Dataset items:
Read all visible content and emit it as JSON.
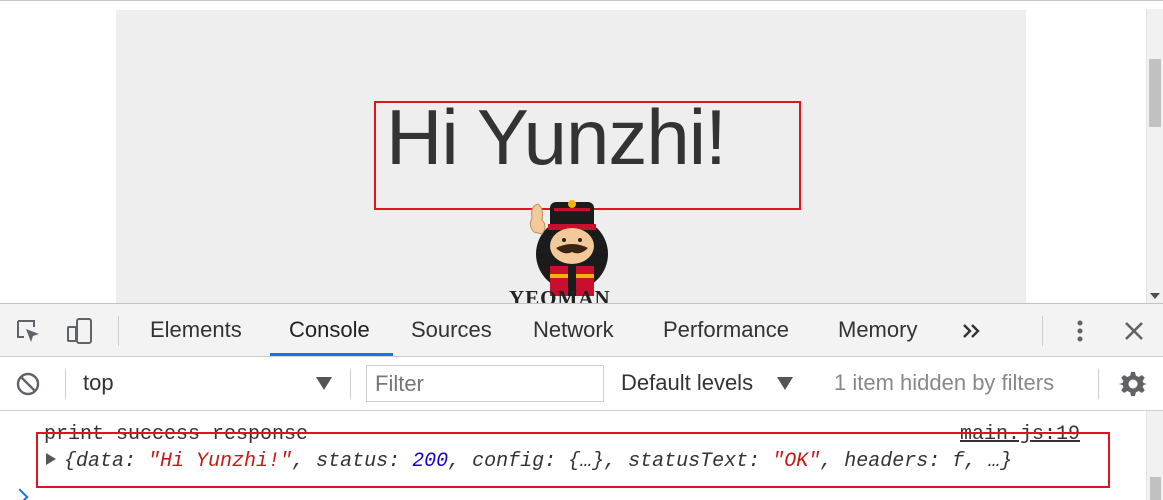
{
  "page": {
    "heading": "Hi Yunzhi!",
    "logo_text": "YEOMAN"
  },
  "devtools": {
    "tabs": [
      "Elements",
      "Console",
      "Sources",
      "Network",
      "Performance",
      "Memory"
    ],
    "active_tab": "Console",
    "more_tabs_icon": "double-chevron-right-icon",
    "menu_icon": "vertical-ellipsis-icon",
    "close_icon": "close-icon",
    "filterbar": {
      "context": "top",
      "filter_placeholder": "Filter",
      "levels": "Default levels",
      "hidden_info": "1 item hidden by filters"
    },
    "console": {
      "message": "print success response",
      "source": "main.js:19",
      "object_open": "{",
      "k_data": "data: ",
      "v_data": "\"Hi Yunzhi!\"",
      "k_status": ", status: ",
      "v_status": "200",
      "k_config": ", config: ",
      "v_config": "{…}",
      "k_statusText": ", statusText: ",
      "v_statusText": "\"OK\"",
      "k_headers": ", headers: ",
      "v_headers": "f",
      "object_close": ", …}"
    }
  },
  "colors": {
    "highlight": "#e0141e",
    "accent": "#1a73e8",
    "string": "#c41a16",
    "number": "#1c00cf"
  }
}
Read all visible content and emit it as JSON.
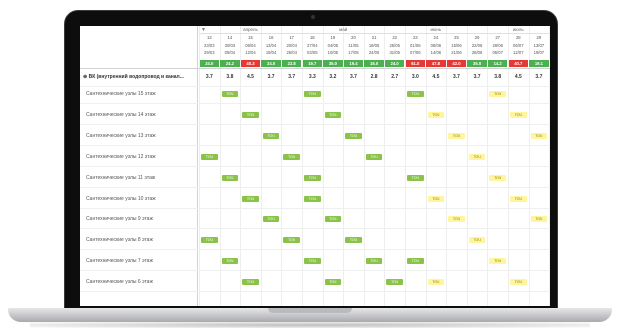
{
  "header": {
    "months": [
      {
        "label": "апрель",
        "col_start": 0,
        "col_span": 5
      },
      {
        "label": "май",
        "col_start": 5,
        "col_span": 4
      },
      {
        "label": "июнь",
        "col_start": 9,
        "col_span": 5
      },
      {
        "label": "июль",
        "col_start": 14,
        "col_span": 3
      }
    ],
    "weeks": [
      "13",
      "14",
      "15",
      "16",
      "17",
      "18",
      "19",
      "20",
      "21",
      "22",
      "23",
      "24",
      "25",
      "26",
      "27",
      "28",
      "29"
    ],
    "date_top": [
      "23/03",
      "30/03",
      "06/04",
      "13/04",
      "20/04",
      "27/04",
      "04/05",
      "11/05",
      "18/05",
      "25/05",
      "01/06",
      "08/06",
      "15/06",
      "22/06",
      "29/06",
      "06/07",
      "13/07"
    ],
    "date_bottom": [
      "29/03",
      "05/04",
      "12/04",
      "19/04",
      "26/04",
      "03/05",
      "10/05",
      "17/05",
      "24/05",
      "31/05",
      "07/06",
      "14/06",
      "21/06",
      "28/06",
      "05/07",
      "12/07",
      "19/07"
    ],
    "values": [
      {
        "v": "24.0",
        "c": "#4caf50"
      },
      {
        "v": "24.2",
        "c": "#4caf50"
      },
      {
        "v": "40.3",
        "c": "#e53935"
      },
      {
        "v": "24.0",
        "c": "#4caf50"
      },
      {
        "v": "22.8",
        "c": "#4caf50"
      },
      {
        "v": "19.7",
        "c": "#4caf50"
      },
      {
        "v": "35.0",
        "c": "#4caf50"
      },
      {
        "v": "19.4",
        "c": "#4caf50"
      },
      {
        "v": "16.0",
        "c": "#4caf50"
      },
      {
        "v": "24.0",
        "c": "#4caf50"
      },
      {
        "v": "61.0",
        "c": "#e53935"
      },
      {
        "v": "47.8",
        "c": "#e53935"
      },
      {
        "v": "42.0",
        "c": "#e53935"
      },
      {
        "v": "35.0",
        "c": "#4caf50"
      },
      {
        "v": "14.2",
        "c": "#4caf50"
      },
      {
        "v": "40.7",
        "c": "#e53935"
      },
      {
        "v": "19.1",
        "c": "#4caf50"
      }
    ]
  },
  "group": {
    "label": "ВК (внутренний водопровод и канал...",
    "values": [
      "3.7",
      "3.8",
      "4.5",
      "3.7",
      "3.7",
      "3.3",
      "3.2",
      "3.7",
      "2.8",
      "2.7",
      "3.0",
      "4.5",
      "3.7",
      "3.7",
      "3.8",
      "4.5",
      "3.7"
    ]
  },
  "rows": [
    {
      "label": "Сантехнические узлы 15 этаж",
      "bars": [
        {
          "col": 1,
          "t": "ТОЧ",
          "k": "green"
        },
        {
          "col": 5,
          "t": "ТОЧ",
          "k": "green"
        },
        {
          "col": 10,
          "t": "ТОЧ",
          "k": "green"
        },
        {
          "col": 14,
          "t": "ТОЧ",
          "k": "yellow"
        }
      ]
    },
    {
      "label": "Сантехнические узлы 14 этаж",
      "bars": [
        {
          "col": 2,
          "t": "ТОЧ",
          "k": "green"
        },
        {
          "col": 6,
          "t": "ТОЧ",
          "k": "green"
        },
        {
          "col": 11,
          "t": "ТОЧ",
          "k": "yellow"
        },
        {
          "col": 15,
          "t": "ТОЧ",
          "k": "yellow"
        }
      ]
    },
    {
      "label": "Сантехнические узлы 13 этаж",
      "bars": [
        {
          "col": 3,
          "t": "ТОЧ",
          "k": "green"
        },
        {
          "col": 7,
          "t": "ТОЧ",
          "k": "green"
        },
        {
          "col": 12,
          "t": "ТОЧ",
          "k": "yellow"
        },
        {
          "col": 16,
          "t": "ТОЧ",
          "k": "yellow"
        }
      ]
    },
    {
      "label": "Сантехнические узлы 12 этаж",
      "bars": [
        {
          "col": 0,
          "t": "ТОЧ",
          "k": "green"
        },
        {
          "col": 4,
          "t": "ТОЧ",
          "k": "green"
        },
        {
          "col": 8,
          "t": "ТОЧ",
          "k": "green"
        },
        {
          "col": 13,
          "t": "ТОЧ",
          "k": "yellow"
        }
      ]
    },
    {
      "label": "Сантехнические узлы 11 этаж",
      "bars": [
        {
          "col": 1,
          "t": "ТОЧ",
          "k": "green"
        },
        {
          "col": 5,
          "t": "ТОЧ",
          "k": "green"
        },
        {
          "col": 10,
          "t": "ТОЧ",
          "k": "green"
        },
        {
          "col": 14,
          "t": "ТОЧ",
          "k": "yellow"
        }
      ]
    },
    {
      "label": "Сантехнические узлы 10 этаж",
      "bars": [
        {
          "col": 2,
          "t": "ТОЧ",
          "k": "green"
        },
        {
          "col": 5,
          "t": "ТОЧ",
          "k": "green"
        },
        {
          "col": 11,
          "t": "ТОЧ",
          "k": "yellow"
        },
        {
          "col": 15,
          "t": "ТОЧ",
          "k": "yellow"
        }
      ]
    },
    {
      "label": "Сантехнические узлы 9 этаж",
      "bars": [
        {
          "col": 3,
          "t": "ТОЧ",
          "k": "green"
        },
        {
          "col": 6,
          "t": "ТОЧ",
          "k": "green"
        },
        {
          "col": 12,
          "t": "ТОЧ",
          "k": "yellow"
        },
        {
          "col": 16,
          "t": "ТОЧ",
          "k": "yellow"
        }
      ]
    },
    {
      "label": "Сантехнические узлы 8 этаж",
      "bars": [
        {
          "col": 0,
          "t": "ТОЧ",
          "k": "green"
        },
        {
          "col": 4,
          "t": "ТОЧ",
          "k": "green"
        },
        {
          "col": 7,
          "t": "ТОЧ",
          "k": "green"
        },
        {
          "col": 13,
          "t": "ТОЧ",
          "k": "yellow"
        }
      ]
    },
    {
      "label": "Сантехнические узлы 7 этаж",
      "bars": [
        {
          "col": 1,
          "t": "ТОЧ",
          "k": "green"
        },
        {
          "col": 5,
          "t": "ТОЧ",
          "k": "green"
        },
        {
          "col": 8,
          "t": "ТОЧ",
          "k": "green"
        },
        {
          "col": 10,
          "t": "ТОЧ",
          "k": "green"
        },
        {
          "col": 14,
          "t": "ТОЧ",
          "k": "yellow"
        }
      ]
    },
    {
      "label": "Сантехнические узлы 6 этаж",
      "bars": [
        {
          "col": 2,
          "t": "ТОЧ",
          "k": "green"
        },
        {
          "col": 6,
          "t": "ТОЧ",
          "k": "green"
        },
        {
          "col": 9,
          "t": "ТОЧ",
          "k": "green"
        },
        {
          "col": 11,
          "t": "ТОЧ",
          "k": "yellow"
        },
        {
          "col": 15,
          "t": "ТОЧ",
          "k": "yellow"
        }
      ]
    }
  ]
}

◆ YOUR GOAL
A single figure is required: the number of lines above in which the word "узлы" occurs.

◆ EXERCISE RESULT
10